#### The request:
Output the full material exactly as it appears here.

[Dataset rows about figures]
########

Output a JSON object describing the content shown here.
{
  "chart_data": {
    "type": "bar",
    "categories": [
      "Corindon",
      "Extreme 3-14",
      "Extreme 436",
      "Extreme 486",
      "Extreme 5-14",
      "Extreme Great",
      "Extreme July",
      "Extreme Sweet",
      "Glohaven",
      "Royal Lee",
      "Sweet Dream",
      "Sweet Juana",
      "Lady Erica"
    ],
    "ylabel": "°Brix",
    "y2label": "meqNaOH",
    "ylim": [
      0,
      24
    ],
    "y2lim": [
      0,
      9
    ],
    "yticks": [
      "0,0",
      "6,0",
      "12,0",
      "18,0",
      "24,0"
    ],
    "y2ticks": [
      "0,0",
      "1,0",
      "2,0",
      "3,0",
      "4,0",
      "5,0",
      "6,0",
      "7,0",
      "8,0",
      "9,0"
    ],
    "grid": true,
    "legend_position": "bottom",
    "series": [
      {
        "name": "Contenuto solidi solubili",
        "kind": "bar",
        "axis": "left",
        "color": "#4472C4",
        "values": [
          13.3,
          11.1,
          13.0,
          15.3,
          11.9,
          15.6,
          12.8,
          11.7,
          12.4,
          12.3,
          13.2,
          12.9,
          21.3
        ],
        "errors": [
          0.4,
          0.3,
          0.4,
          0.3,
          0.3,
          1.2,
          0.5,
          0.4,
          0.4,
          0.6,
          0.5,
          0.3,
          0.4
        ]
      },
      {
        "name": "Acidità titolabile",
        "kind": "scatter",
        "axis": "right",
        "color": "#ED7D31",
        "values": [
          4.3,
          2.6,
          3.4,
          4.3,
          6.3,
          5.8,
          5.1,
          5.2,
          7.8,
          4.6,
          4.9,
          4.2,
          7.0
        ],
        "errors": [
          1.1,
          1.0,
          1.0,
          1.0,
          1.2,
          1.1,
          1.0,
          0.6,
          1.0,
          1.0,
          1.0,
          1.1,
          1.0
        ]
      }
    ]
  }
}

########

#### Exercise output:
Output a JSON object describing the content shown here.
{
  "chart_data": {
    "type": "bar",
    "categories": [
      "Corindon",
      "Extreme 3-14",
      "Extreme 436",
      "Extreme 486",
      "Extreme 5-14",
      "Extreme Great",
      "Extreme July",
      "Extreme Sweet",
      "Glohaven",
      "Royal Lee",
      "Sweet Dream",
      "Sweet Juana",
      "Lady Erica"
    ],
    "ylabel": "°Brix",
    "y2label": "meqNaOH",
    "ylim": [
      0,
      24
    ],
    "y2lim": [
      0,
      9
    ],
    "yticks": [
      "0,0",
      "6,0",
      "12,0",
      "18,0",
      "24,0"
    ],
    "y2ticks": [
      "0,0",
      "1,0",
      "2,0",
      "3,0",
      "4,0",
      "5,0",
      "6,0",
      "7,0",
      "8,0",
      "9,0"
    ],
    "grid": true,
    "legend_position": "bottom",
    "series": [
      {
        "name": "Contenuto solidi solubili",
        "kind": "bar",
        "axis": "left",
        "color": "#4472C4",
        "values": [
          13.3,
          11.1,
          13.0,
          15.3,
          11.9,
          15.6,
          12.8,
          11.7,
          12.4,
          12.3,
          13.2,
          12.9,
          21.3
        ],
        "errors": [
          0.4,
          0.3,
          0.4,
          0.3,
          0.3,
          1.2,
          0.5,
          0.4,
          0.4,
          0.6,
          0.5,
          0.3,
          0.4
        ]
      },
      {
        "name": "Acidità titolabile",
        "kind": "scatter",
        "axis": "right",
        "color": "#ED7D31",
        "values": [
          4.3,
          2.6,
          3.4,
          4.3,
          6.3,
          5.8,
          5.1,
          5.2,
          7.8,
          4.6,
          4.9,
          4.2,
          7.0
        ],
        "errors": [
          1.1,
          1.0,
          1.0,
          1.0,
          1.2,
          1.1,
          1.0,
          0.6,
          1.0,
          1.0,
          1.0,
          1.1,
          1.0
        ]
      }
    ]
  }
}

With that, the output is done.